Exercise aim >> Give every line again exactly as it appears, please, but not the pictures.

[Entries from a dataset]
..............................
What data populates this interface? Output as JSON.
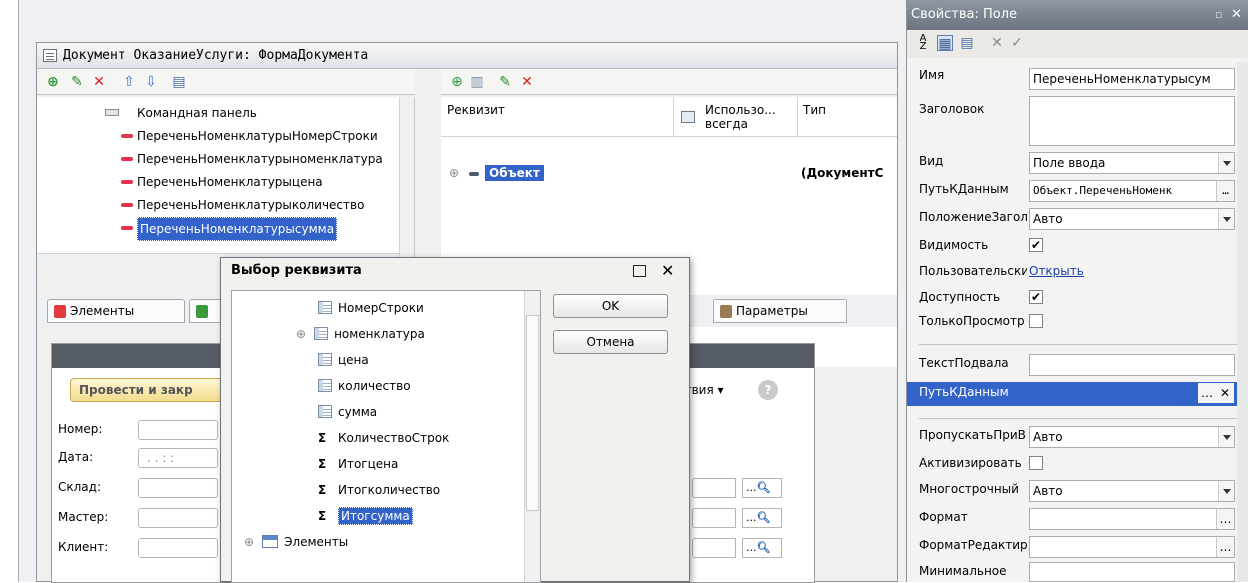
{
  "doc_window": {
    "title": "Документ ОказаниеУслуги: ФормаДокумента"
  },
  "left_tree": {
    "items": [
      {
        "label": "Командная панель",
        "icon": "command-panel-icon"
      },
      {
        "label": "ПереченьНоменклатурыНомерСтроки",
        "icon": "field-icon"
      },
      {
        "label": "ПереченьНоменклатурыноменклатура",
        "icon": "field-icon"
      },
      {
        "label": "ПереченьНоменклатурыцена",
        "icon": "field-icon"
      },
      {
        "label": "ПереченьНоменклатурыколичество",
        "icon": "field-icon"
      },
      {
        "label": "ПереченьНоменклатурысумма",
        "icon": "field-icon",
        "selected": true
      }
    ]
  },
  "right_pane": {
    "columns": [
      "Реквизит",
      "Использо... всегда",
      "Тип"
    ],
    "row": {
      "name": "Объект",
      "type": "(ДокументС"
    }
  },
  "tabs": {
    "elements": "Элементы",
    "parameters": "Параметры"
  },
  "preview": {
    "post_close": "Провести и закр",
    "actions": "ствия ▾",
    "help": "?",
    "fields": [
      "Номер:",
      "Дата:",
      "Склад:",
      "Мастер:",
      "Клиент:"
    ],
    "date_value": ". .   : :"
  },
  "dialog": {
    "title": "Выбор реквизита",
    "ok": "OK",
    "cancel": "Отмена",
    "items": [
      {
        "label": "НомерСтроки",
        "icon": "table-icon",
        "expand": false
      },
      {
        "label": "номенклатура",
        "icon": "table-icon",
        "expand": true
      },
      {
        "label": "цена",
        "icon": "table-icon",
        "expand": false
      },
      {
        "label": "количество",
        "icon": "table-icon",
        "expand": false
      },
      {
        "label": "сумма",
        "icon": "table-icon",
        "expand": false
      },
      {
        "label": "КоличествоСтрок",
        "icon": "sigma-icon",
        "expand": false
      },
      {
        "label": "Итогцена",
        "icon": "sigma-icon",
        "expand": false
      },
      {
        "label": "Итогколичество",
        "icon": "sigma-icon",
        "expand": false
      },
      {
        "label": "Итогсумма",
        "icon": "sigma-icon",
        "expand": false,
        "selected": true
      },
      {
        "label": "Элементы",
        "icon": "list-icon",
        "expand": true
      }
    ]
  },
  "props": {
    "title": "Свойства: Поле",
    "rows": [
      {
        "name": "Имя",
        "value": "ПереченьНоменклатурысум",
        "kind": "text"
      },
      {
        "name": "Заголовок",
        "value": "",
        "kind": "multiline"
      },
      {
        "name": "Вид",
        "value": "Поле ввода",
        "kind": "select"
      },
      {
        "name": "ПутьКДанным",
        "value": "Объект.ПереченьНоменк",
        "kind": "choose"
      },
      {
        "name": "ПоложениеЗаголовка",
        "value": "Авто",
        "kind": "select"
      },
      {
        "name": "Видимость",
        "value": "✔",
        "kind": "check"
      },
      {
        "name": "Пользовательские",
        "value": "Открыть",
        "kind": "link"
      },
      {
        "name": "Доступность",
        "value": "✔",
        "kind": "check"
      },
      {
        "name": "ТолькоПросмотр",
        "value": "",
        "kind": "check"
      },
      {
        "name": "ТекстПодвала",
        "value": "",
        "kind": "text"
      },
      {
        "name": "ПутьКДанным",
        "value": "",
        "kind": "active"
      },
      {
        "name": "ПропускатьПриВводе",
        "value": "Авто",
        "kind": "select"
      },
      {
        "name": "Активизировать",
        "value": "",
        "kind": "check"
      },
      {
        "name": "Многострочный",
        "value": "Авто",
        "kind": "select"
      },
      {
        "name": "Формат",
        "value": "",
        "kind": "choose"
      },
      {
        "name": "ФорматРедактирования",
        "value": "",
        "kind": "choose"
      },
      {
        "name": "Минимальное",
        "value": "",
        "kind": "text"
      }
    ]
  },
  "colors": {
    "selection": "#3163c8",
    "title_gray": "#7a838e",
    "red": "#e8324b"
  }
}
..............................
Exercise answer >>
What data populates this interface? Output as JSON.
{
  "doc_window": {
    "title": "Документ ОказаниеУслуги: ФормаДокумента"
  },
  "left_tree": {
    "items": [
      {
        "label": "Командная панель",
        "icon": "command-panel-icon"
      },
      {
        "label": "ПереченьНоменклатурыНомерСтроки",
        "icon": "field-icon"
      },
      {
        "label": "ПереченьНоменклатурыноменклатура",
        "icon": "field-icon"
      },
      {
        "label": "ПереченьНоменклатурыцена",
        "icon": "field-icon"
      },
      {
        "label": "ПереченьНоменклатурыколичество",
        "icon": "field-icon"
      },
      {
        "label": "ПереченьНоменклатурысумма",
        "icon": "field-icon",
        "selected": true
      }
    ]
  },
  "right_pane": {
    "columns": [
      "Реквизит",
      "Использо... всегда",
      "Тип"
    ],
    "row": {
      "name": "Объект",
      "type": "(ДокументС"
    }
  },
  "tabs": {
    "elements": "Элементы",
    "parameters": "Параметры"
  },
  "preview": {
    "post_close": "Провести и закр",
    "actions": "ствия ▾",
    "help": "?",
    "fields": [
      "Номер:",
      "Дата:",
      "Склад:",
      "Мастер:",
      "Клиент:"
    ],
    "date_value": ". .   : :"
  },
  "dialog": {
    "title": "Выбор реквизита",
    "ok": "OK",
    "cancel": "Отмена",
    "items": [
      {
        "label": "НомерСтроки",
        "icon": "table-icon",
        "expand": false
      },
      {
        "label": "номенклатура",
        "icon": "table-icon",
        "expand": true
      },
      {
        "label": "цена",
        "icon": "table-icon",
        "expand": false
      },
      {
        "label": "количество",
        "icon": "table-icon",
        "expand": false
      },
      {
        "label": "сумма",
        "icon": "table-icon",
        "expand": false
      },
      {
        "label": "КоличествоСтрок",
        "icon": "sigma-icon",
        "expand": false
      },
      {
        "label": "Итогцена",
        "icon": "sigma-icon",
        "expand": false
      },
      {
        "label": "Итогколичество",
        "icon": "sigma-icon",
        "expand": false
      },
      {
        "label": "Итогсумма",
        "icon": "sigma-icon",
        "expand": false,
        "selected": true
      },
      {
        "label": "Элементы",
        "icon": "list-icon",
        "expand": true
      }
    ]
  },
  "props": {
    "title": "Свойства: Поле",
    "rows": [
      {
        "name": "Имя",
        "value": "ПереченьНоменклатурысум",
        "kind": "text"
      },
      {
        "name": "Заголовок",
        "value": "",
        "kind": "multiline"
      },
      {
        "name": "Вид",
        "value": "Поле ввода",
        "kind": "select"
      },
      {
        "name": "ПутьКДанным",
        "value": "Объект.ПереченьНоменк",
        "kind": "choose"
      },
      {
        "name": "ПоложениеЗаголовка",
        "value": "Авто",
        "kind": "select"
      },
      {
        "name": "Видимость",
        "value": "✔",
        "kind": "check"
      },
      {
        "name": "Пользовательские",
        "value": "Открыть",
        "kind": "link"
      },
      {
        "name": "Доступность",
        "value": "✔",
        "kind": "check"
      },
      {
        "name": "ТолькоПросмотр",
        "value": "",
        "kind": "check"
      },
      {
        "name": "ТекстПодвала",
        "value": "",
        "kind": "text"
      },
      {
        "name": "ПутьКДанным",
        "value": "",
        "kind": "active"
      },
      {
        "name": "ПропускатьПриВводе",
        "value": "Авто",
        "kind": "select"
      },
      {
        "name": "Активизировать",
        "value": "",
        "kind": "check"
      },
      {
        "name": "Многострочный",
        "value": "Авто",
        "kind": "select"
      },
      {
        "name": "Формат",
        "value": "",
        "kind": "choose"
      },
      {
        "name": "ФорматРедактирования",
        "value": "",
        "kind": "choose"
      },
      {
        "name": "Минимальное",
        "value": "",
        "kind": "text"
      }
    ]
  },
  "colors": {
    "selection": "#3163c8",
    "title_gray": "#7a838e",
    "red": "#e8324b"
  }
}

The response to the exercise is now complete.